REQUIRED WORK | Copy every line of the records below where the word "needs" occurs.

PROVIDED INFORMATION |
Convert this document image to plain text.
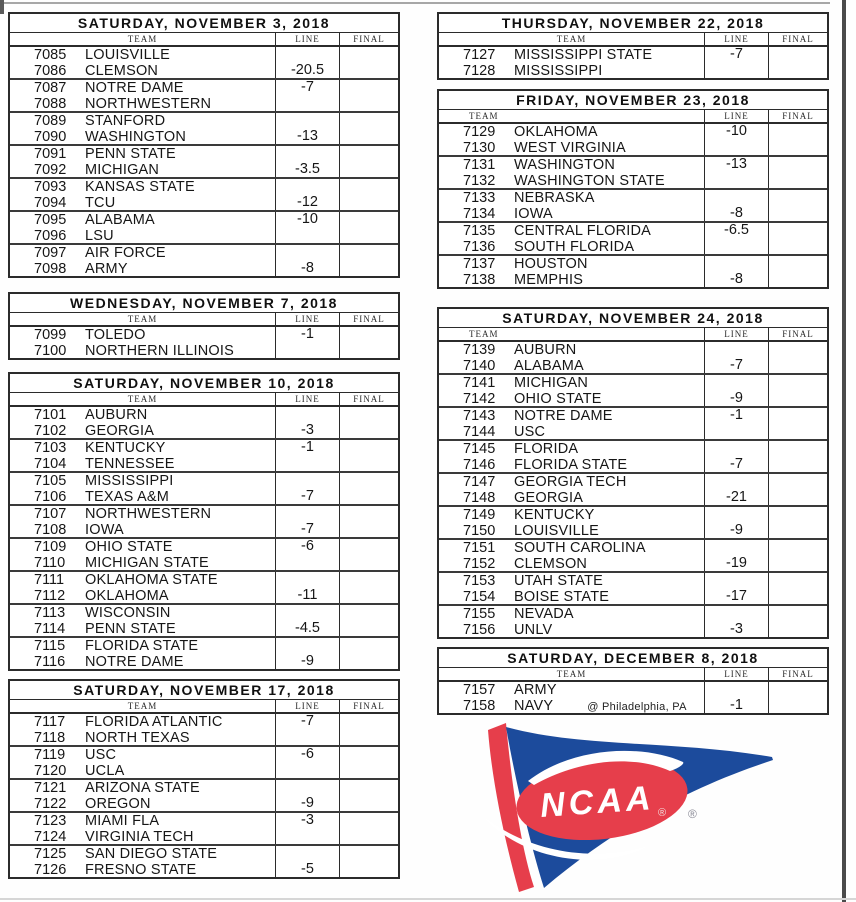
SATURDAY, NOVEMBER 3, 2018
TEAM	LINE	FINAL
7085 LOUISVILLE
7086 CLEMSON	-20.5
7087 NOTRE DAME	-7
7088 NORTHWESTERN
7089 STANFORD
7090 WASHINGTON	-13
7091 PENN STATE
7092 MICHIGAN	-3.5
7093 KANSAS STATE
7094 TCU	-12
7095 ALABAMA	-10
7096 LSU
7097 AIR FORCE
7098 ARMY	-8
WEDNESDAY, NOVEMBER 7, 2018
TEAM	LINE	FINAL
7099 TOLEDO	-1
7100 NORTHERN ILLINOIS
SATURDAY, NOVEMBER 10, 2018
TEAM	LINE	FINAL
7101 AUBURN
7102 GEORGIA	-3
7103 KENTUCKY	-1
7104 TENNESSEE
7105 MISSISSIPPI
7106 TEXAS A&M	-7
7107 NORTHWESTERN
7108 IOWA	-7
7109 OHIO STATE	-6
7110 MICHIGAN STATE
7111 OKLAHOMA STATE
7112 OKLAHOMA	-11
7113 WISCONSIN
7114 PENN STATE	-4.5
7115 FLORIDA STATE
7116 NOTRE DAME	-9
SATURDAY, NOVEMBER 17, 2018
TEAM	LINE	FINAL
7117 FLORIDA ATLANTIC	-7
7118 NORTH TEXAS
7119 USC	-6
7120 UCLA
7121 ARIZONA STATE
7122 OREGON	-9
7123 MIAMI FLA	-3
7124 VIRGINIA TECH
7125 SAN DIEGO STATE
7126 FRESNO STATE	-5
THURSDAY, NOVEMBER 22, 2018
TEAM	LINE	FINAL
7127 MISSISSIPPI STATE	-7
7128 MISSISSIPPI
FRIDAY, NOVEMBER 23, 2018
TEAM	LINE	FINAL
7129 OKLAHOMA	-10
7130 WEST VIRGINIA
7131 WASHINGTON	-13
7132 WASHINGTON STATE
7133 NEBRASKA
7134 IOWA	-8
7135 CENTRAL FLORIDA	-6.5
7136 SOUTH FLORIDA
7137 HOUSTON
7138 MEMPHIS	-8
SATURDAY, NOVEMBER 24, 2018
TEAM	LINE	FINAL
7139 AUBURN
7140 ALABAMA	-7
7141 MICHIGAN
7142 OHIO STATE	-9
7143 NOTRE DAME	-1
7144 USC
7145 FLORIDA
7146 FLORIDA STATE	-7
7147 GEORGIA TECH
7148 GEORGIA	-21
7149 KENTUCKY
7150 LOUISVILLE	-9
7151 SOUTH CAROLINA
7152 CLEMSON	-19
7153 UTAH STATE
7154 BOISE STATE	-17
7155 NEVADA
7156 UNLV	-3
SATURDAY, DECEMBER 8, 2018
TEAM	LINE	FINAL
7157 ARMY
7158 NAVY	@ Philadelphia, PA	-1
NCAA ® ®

* * *

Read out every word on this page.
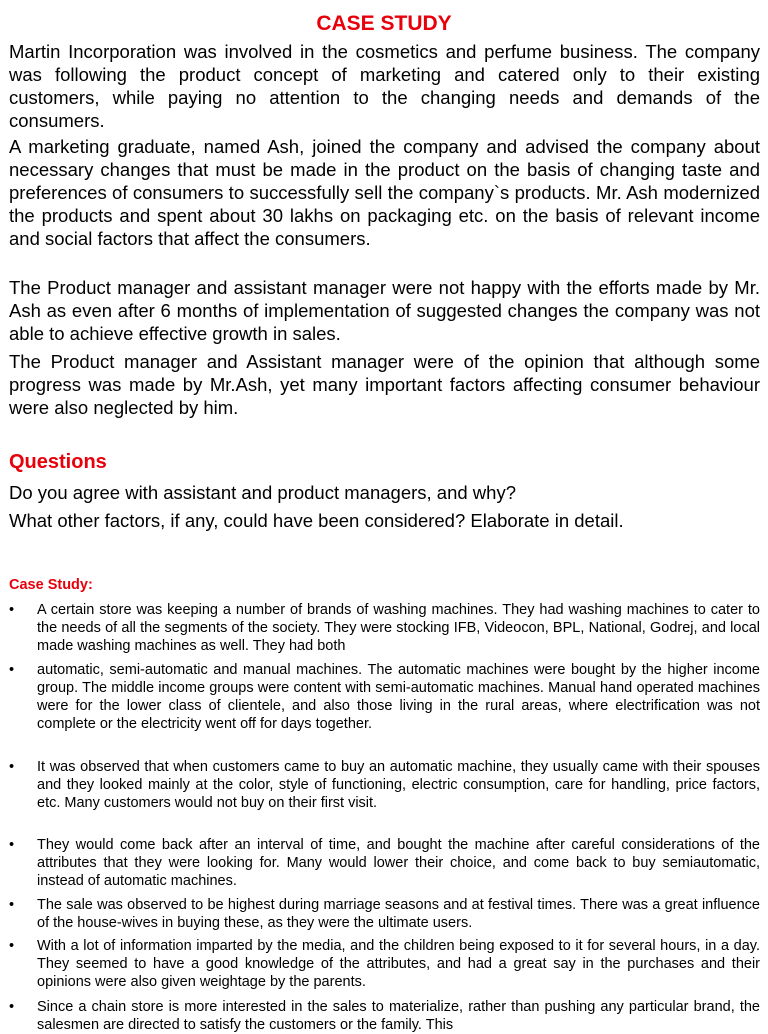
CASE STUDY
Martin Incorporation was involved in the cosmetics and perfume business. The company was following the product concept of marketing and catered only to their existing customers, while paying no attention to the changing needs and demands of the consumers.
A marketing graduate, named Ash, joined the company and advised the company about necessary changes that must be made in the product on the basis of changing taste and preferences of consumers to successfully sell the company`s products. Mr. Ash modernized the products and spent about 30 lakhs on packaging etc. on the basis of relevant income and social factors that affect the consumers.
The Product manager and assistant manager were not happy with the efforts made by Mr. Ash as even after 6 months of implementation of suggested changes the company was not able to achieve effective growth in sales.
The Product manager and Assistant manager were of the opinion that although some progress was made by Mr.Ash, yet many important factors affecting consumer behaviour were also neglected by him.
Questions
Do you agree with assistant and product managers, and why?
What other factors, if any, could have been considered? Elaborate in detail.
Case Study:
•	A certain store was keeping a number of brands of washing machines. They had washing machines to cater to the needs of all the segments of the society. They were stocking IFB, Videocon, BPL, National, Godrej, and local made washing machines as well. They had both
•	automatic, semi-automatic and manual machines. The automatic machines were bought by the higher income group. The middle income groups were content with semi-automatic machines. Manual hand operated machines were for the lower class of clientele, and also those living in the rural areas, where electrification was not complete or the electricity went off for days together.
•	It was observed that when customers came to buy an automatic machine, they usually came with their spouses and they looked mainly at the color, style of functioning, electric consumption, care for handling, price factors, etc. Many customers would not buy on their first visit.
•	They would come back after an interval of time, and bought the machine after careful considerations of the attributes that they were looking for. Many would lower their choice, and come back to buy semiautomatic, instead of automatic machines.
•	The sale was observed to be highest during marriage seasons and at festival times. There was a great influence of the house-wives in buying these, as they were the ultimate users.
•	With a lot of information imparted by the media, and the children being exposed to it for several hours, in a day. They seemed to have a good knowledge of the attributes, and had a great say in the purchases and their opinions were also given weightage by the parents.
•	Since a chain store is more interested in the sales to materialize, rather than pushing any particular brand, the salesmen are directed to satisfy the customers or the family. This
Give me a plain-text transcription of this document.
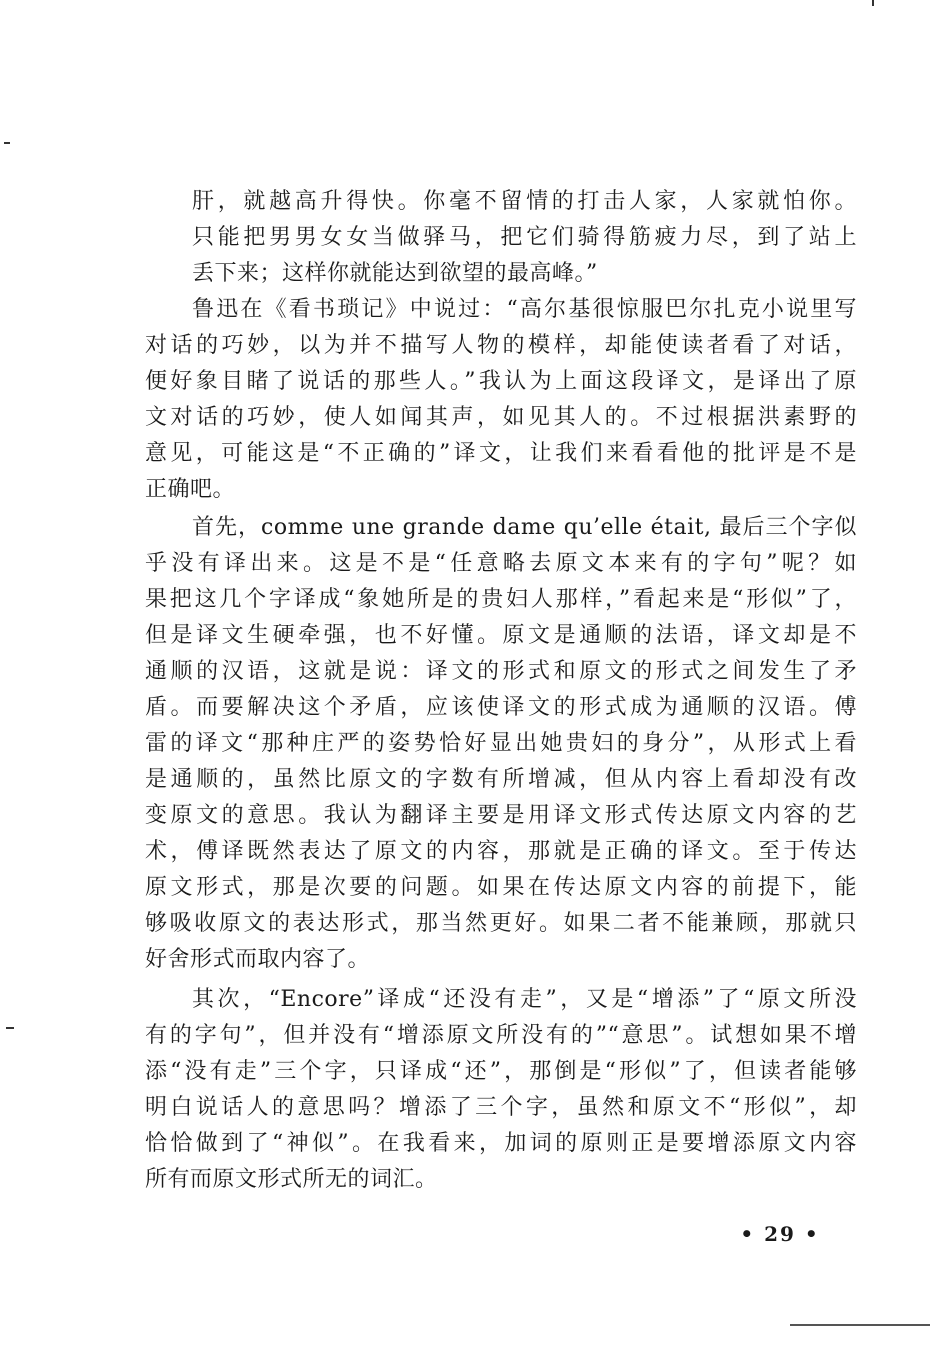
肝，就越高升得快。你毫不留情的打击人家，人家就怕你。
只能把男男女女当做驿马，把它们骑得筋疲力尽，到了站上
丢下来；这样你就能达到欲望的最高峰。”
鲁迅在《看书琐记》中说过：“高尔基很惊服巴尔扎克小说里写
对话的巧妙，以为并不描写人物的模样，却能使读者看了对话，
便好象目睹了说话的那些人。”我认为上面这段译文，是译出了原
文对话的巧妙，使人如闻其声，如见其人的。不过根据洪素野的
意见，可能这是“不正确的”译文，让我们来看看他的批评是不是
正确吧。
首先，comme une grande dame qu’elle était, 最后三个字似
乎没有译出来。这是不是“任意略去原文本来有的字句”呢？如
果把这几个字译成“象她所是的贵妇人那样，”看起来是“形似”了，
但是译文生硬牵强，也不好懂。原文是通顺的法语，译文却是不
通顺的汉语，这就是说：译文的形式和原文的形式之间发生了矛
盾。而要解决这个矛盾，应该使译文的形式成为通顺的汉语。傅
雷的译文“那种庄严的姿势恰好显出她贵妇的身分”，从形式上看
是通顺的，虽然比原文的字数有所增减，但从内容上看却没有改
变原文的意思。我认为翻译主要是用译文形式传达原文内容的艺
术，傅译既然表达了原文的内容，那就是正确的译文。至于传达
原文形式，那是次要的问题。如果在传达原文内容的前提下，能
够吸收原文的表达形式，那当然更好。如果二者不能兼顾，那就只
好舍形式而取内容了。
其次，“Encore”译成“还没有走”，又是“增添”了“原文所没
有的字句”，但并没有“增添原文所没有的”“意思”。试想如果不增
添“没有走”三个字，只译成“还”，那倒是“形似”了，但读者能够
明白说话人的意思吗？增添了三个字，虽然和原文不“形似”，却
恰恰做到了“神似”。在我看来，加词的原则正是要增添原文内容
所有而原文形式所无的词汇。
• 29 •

SOLUTION |
Martin Incorporation was involved in the cosmetics and perfume business. The company was following the product concept of marketing and catered only to their existing customers, while paying no attention to the changing needs and demands of the consumers.
•	A certain store was keeping a number of brands of washing machines. They had washing machines to cater to the needs of all the segments of the society. They were stocking IFB, Videocon, BPL, National, Godrej, and local made washing machines as well. They had both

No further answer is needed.